[Data extracted from a collection]
┄┄┄┄┄┄┄┄┄┄
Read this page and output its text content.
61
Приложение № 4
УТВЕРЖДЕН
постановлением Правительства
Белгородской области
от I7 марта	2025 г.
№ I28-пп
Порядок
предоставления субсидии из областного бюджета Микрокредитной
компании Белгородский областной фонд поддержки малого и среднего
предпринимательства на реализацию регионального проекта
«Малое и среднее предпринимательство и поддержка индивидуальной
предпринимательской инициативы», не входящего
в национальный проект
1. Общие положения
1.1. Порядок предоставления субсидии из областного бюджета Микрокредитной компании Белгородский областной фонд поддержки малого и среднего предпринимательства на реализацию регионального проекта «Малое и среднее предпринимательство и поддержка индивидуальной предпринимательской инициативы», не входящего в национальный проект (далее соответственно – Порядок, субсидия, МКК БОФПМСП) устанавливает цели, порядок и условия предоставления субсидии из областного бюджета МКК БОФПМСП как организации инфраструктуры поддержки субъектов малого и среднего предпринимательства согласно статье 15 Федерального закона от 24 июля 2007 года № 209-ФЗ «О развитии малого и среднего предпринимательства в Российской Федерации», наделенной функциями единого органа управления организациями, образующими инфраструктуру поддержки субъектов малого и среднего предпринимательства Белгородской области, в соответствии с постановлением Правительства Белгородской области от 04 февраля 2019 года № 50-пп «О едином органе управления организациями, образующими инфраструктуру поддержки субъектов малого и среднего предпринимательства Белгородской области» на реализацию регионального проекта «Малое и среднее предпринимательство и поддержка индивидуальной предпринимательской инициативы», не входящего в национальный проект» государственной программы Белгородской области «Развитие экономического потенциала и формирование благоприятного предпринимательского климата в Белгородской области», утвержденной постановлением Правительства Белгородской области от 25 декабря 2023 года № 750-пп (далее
┄┄┄┄┄┄┄┄┄┄
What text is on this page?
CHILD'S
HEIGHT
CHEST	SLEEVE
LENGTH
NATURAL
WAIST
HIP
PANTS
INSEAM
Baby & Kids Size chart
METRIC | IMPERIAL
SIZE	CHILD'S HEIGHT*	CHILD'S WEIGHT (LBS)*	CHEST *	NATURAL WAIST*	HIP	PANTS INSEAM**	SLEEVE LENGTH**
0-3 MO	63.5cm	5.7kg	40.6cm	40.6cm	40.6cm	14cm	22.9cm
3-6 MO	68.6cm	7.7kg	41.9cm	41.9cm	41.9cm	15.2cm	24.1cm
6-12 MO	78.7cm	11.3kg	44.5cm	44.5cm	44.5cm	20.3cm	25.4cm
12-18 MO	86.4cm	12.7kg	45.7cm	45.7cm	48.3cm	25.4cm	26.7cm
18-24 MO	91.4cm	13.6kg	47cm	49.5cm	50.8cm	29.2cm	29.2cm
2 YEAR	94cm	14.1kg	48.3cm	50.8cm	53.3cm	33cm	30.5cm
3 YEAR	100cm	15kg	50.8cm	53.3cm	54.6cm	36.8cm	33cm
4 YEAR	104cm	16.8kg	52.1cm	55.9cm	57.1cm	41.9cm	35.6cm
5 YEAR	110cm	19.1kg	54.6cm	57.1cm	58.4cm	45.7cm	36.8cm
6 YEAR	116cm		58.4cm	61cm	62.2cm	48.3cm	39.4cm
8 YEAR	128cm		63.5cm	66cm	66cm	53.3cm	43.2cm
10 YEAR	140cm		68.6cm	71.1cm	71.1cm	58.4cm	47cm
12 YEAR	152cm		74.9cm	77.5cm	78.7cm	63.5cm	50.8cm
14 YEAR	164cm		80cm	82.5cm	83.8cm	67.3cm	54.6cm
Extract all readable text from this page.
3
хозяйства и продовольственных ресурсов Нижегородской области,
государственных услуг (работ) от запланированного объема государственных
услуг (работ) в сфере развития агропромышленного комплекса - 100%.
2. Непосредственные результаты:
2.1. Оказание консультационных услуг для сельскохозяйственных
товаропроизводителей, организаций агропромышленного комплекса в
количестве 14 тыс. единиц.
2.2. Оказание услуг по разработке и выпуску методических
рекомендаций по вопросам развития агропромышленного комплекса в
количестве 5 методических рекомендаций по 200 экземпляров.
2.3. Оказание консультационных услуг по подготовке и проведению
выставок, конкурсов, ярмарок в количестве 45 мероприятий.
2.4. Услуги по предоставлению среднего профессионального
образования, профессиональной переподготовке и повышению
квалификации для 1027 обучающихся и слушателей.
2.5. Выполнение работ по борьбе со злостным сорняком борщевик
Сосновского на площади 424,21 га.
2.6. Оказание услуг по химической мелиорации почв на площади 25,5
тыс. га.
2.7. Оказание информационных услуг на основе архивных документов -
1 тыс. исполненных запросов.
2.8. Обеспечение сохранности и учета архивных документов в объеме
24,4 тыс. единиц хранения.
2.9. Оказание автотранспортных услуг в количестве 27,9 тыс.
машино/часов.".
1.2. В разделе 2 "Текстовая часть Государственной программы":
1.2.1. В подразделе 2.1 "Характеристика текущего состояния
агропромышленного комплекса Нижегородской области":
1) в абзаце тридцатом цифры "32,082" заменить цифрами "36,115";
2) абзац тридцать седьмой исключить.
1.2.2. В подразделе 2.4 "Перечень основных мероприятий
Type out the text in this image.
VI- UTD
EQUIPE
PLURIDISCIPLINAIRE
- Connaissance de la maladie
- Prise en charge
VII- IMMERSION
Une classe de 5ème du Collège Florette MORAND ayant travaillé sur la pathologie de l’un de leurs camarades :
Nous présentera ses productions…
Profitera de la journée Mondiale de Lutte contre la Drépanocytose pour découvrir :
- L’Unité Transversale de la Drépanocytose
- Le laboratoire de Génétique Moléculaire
┄┄┄┄┄┄┄┄┄┄
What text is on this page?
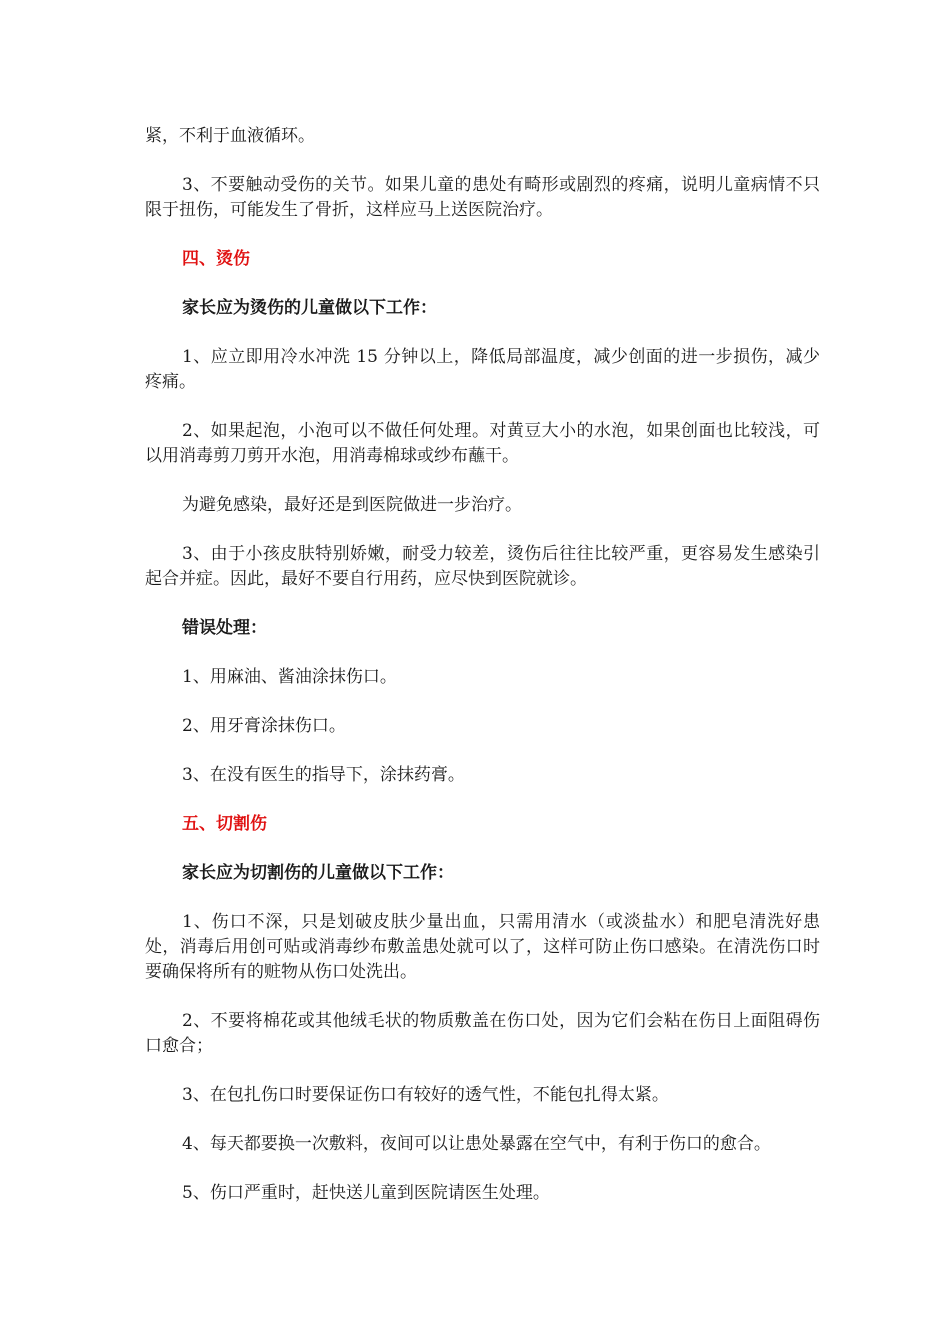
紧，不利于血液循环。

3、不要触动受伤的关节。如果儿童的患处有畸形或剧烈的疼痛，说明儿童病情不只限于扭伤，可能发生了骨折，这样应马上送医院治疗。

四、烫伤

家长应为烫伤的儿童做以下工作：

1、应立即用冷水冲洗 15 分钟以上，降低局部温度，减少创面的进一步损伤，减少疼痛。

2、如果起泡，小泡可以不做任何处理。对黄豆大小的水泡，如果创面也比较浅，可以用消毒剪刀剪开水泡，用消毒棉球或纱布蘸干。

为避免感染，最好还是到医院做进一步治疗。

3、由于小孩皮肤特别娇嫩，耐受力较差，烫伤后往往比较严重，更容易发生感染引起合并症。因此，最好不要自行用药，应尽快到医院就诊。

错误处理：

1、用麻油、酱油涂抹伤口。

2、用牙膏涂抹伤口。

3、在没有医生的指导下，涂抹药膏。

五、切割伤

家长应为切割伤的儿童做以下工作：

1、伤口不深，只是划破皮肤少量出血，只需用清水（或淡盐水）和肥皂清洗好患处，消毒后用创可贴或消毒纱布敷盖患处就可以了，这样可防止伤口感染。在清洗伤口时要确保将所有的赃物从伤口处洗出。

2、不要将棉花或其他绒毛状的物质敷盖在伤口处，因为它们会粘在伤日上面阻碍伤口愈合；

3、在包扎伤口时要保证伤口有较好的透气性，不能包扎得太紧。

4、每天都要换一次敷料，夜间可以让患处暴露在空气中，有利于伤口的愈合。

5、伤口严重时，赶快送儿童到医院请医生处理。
┄┄┄┄┄┄┄┄┄┄
- DESCRIPTION OF THE TASK -
Find each line with the string "HEIGHT" and copy it out.

- FINISHED TASK -
HEIGHT
SIZE	CHILD'S HEIGHT*	CHILD'S WEIGHT (LBS)*	CHEST *	NATURAL WAIST*	HIP	PANTS INSEAM**	SLEEVE LENGTH**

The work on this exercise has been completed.